---------- DATA SUPPLIED

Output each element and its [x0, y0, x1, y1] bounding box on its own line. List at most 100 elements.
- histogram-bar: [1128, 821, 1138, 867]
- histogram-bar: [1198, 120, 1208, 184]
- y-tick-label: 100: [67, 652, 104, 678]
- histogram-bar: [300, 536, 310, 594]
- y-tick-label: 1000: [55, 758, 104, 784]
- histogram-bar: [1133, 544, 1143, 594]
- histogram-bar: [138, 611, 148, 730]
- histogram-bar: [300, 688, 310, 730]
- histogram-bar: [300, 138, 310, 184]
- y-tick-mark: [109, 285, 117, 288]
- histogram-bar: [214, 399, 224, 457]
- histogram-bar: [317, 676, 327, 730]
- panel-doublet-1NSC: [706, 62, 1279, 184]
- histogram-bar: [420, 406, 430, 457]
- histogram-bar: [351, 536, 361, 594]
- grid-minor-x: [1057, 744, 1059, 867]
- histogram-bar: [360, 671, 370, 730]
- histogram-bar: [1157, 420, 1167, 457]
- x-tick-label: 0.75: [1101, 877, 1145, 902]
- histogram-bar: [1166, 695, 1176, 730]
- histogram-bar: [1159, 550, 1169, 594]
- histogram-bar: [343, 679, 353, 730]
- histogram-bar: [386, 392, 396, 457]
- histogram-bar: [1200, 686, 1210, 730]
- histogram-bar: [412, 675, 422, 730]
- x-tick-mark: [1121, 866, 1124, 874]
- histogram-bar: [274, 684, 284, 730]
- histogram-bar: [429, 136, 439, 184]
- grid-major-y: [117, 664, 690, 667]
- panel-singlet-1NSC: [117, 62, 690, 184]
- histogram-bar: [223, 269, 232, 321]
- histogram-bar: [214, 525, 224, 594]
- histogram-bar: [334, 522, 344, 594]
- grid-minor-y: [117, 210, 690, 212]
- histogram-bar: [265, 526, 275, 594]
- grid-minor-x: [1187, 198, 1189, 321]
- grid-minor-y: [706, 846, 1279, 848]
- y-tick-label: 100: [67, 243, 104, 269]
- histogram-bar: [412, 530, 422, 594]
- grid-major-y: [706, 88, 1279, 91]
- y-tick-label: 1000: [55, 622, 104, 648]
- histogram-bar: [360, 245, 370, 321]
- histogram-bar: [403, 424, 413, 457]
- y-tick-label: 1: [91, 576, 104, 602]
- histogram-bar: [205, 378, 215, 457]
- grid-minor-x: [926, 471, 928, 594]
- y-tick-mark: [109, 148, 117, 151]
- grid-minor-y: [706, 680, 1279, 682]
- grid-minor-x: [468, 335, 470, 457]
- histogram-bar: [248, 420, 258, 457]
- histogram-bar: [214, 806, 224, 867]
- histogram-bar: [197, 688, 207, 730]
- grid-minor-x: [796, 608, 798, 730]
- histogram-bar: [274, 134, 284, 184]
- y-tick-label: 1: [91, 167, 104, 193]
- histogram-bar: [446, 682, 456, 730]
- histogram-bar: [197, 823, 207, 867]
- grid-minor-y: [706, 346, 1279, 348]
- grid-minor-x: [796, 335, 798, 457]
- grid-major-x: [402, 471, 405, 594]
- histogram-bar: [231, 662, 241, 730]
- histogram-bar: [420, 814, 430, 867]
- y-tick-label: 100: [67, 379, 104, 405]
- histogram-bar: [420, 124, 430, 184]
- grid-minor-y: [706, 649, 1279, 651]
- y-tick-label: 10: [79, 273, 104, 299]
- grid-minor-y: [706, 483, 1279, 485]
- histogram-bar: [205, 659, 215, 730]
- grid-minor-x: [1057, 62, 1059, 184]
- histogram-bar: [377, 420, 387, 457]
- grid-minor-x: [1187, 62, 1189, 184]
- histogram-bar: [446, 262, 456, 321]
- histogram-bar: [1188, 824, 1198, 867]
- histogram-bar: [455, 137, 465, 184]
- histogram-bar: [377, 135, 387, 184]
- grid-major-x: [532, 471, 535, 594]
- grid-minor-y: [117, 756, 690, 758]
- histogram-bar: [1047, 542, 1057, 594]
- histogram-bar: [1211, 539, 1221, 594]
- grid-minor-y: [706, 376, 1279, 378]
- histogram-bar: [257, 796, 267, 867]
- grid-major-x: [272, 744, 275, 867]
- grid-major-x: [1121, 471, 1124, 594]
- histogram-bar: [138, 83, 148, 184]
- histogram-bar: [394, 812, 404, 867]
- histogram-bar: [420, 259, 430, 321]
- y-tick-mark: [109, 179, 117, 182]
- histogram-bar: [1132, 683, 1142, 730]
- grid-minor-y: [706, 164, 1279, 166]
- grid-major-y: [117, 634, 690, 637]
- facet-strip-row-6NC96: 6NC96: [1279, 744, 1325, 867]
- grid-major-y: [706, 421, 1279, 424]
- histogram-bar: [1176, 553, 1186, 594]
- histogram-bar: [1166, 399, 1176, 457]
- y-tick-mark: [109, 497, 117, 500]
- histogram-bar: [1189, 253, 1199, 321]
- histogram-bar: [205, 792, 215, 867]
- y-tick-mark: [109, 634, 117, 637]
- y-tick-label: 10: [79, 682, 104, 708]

--------------------

# GOAL OF THE EXERCISE
Reproduce the material with each "histogram-bar" changed to "bar" and nothing else altered.

# FINAL RESULT
Output each element and its [x0, y0, x1, y1] bounding box on its own line. List at most 100 elements.
- bar: [1128, 821, 1138, 867]
- bar: [1198, 120, 1208, 184]
- y-tick-label: 100: [67, 652, 104, 678]
- bar: [300, 536, 310, 594]
- y-tick-label: 1000: [55, 758, 104, 784]
- bar: [1133, 544, 1143, 594]
- bar: [138, 611, 148, 730]
- bar: [300, 688, 310, 730]
- bar: [300, 138, 310, 184]
- y-tick-mark: [109, 285, 117, 288]
- bar: [214, 399, 224, 457]
- bar: [317, 676, 327, 730]
- panel-doublet-1NSC: [706, 62, 1279, 184]
- bar: [420, 406, 430, 457]
- bar: [351, 536, 361, 594]
- grid-minor-x: [1057, 744, 1059, 867]
- bar: [360, 671, 370, 730]
- bar: [1157, 420, 1167, 457]
- x-tick-label: 0.75: [1101, 877, 1145, 902]
- bar: [1166, 695, 1176, 730]
- bar: [1159, 550, 1169, 594]
- bar: [343, 679, 353, 730]
- bar: [386, 392, 396, 457]
- bar: [1200, 686, 1210, 730]
- bar: [412, 675, 422, 730]
- x-tick-mark: [1121, 866, 1124, 874]
- bar: [274, 684, 284, 730]
- bar: [429, 136, 439, 184]
- grid-major-y: [117, 664, 690, 667]
- panel-singlet-1NSC: [117, 62, 690, 184]
- bar: [223, 269, 232, 321]
- bar: [214, 525, 224, 594]
- bar: [334, 522, 344, 594]
- grid-minor-y: [117, 210, 690, 212]
- bar: [265, 526, 275, 594]
- grid-minor-x: [1187, 198, 1189, 321]
- grid-minor-y: [706, 846, 1279, 848]
- y-tick-label: 100: [67, 243, 104, 269]
- bar: [412, 530, 422, 594]
- grid-major-y: [706, 88, 1279, 91]
- y-tick-label: 1000: [55, 622, 104, 648]
- bar: [360, 245, 370, 321]
- bar: [403, 424, 413, 457]
- y-tick-label: 1: [91, 576, 104, 602]
- bar: [205, 378, 215, 457]
- grid-minor-x: [926, 471, 928, 594]
- y-tick-mark: [109, 148, 117, 151]
- grid-minor-y: [706, 680, 1279, 682]
- grid-minor-x: [468, 335, 470, 457]
- bar: [248, 420, 258, 457]
- bar: [214, 806, 224, 867]
- bar: [197, 688, 207, 730]
- grid-minor-x: [796, 608, 798, 730]
- bar: [274, 134, 284, 184]
- y-tick-label: 1: [91, 167, 104, 193]
- bar: [446, 682, 456, 730]
- bar: [197, 823, 207, 867]
- grid-minor-y: [706, 346, 1279, 348]
- grid-minor-x: [796, 335, 798, 457]
- grid-major-x: [402, 471, 405, 594]
- bar: [231, 662, 241, 730]
- bar: [420, 814, 430, 867]
- y-tick-label: 100: [67, 379, 104, 405]
- bar: [420, 124, 430, 184]
- grid-minor-y: [706, 649, 1279, 651]
- y-tick-label: 10: [79, 273, 104, 299]
- grid-minor-y: [706, 483, 1279, 485]
- bar: [205, 659, 215, 730]
- grid-minor-x: [1057, 62, 1059, 184]
- bar: [377, 420, 387, 457]
- grid-minor-x: [1187, 62, 1189, 184]
- bar: [446, 262, 456, 321]
- bar: [1188, 824, 1198, 867]
- bar: [455, 137, 465, 184]
- bar: [377, 135, 387, 184]
- grid-major-x: [532, 471, 535, 594]
- grid-minor-y: [117, 756, 690, 758]
- bar: [1047, 542, 1057, 594]
- bar: [1211, 539, 1221, 594]
- grid-minor-y: [706, 376, 1279, 378]
- bar: [257, 796, 267, 867]
- grid-major-x: [272, 744, 275, 867]
- grid-major-x: [1121, 471, 1124, 594]
- bar: [138, 83, 148, 184]
- bar: [394, 812, 404, 867]
- bar: [420, 259, 430, 321]
- y-tick-mark: [109, 179, 117, 182]
- bar: [1132, 683, 1142, 730]
- grid-minor-y: [706, 164, 1279, 166]
- grid-major-y: [117, 634, 690, 637]
- facet-strip-row-6NC96: 6NC96: [1279, 744, 1325, 867]
- grid-major-y: [706, 421, 1279, 424]
- bar: [1176, 553, 1186, 594]
- bar: [1166, 399, 1176, 457]
- y-tick-mark: [109, 497, 117, 500]
- bar: [1189, 253, 1199, 321]
- bar: [205, 792, 215, 867]
- y-tick-mark: [109, 634, 117, 637]
- y-tick-label: 10: [79, 682, 104, 708]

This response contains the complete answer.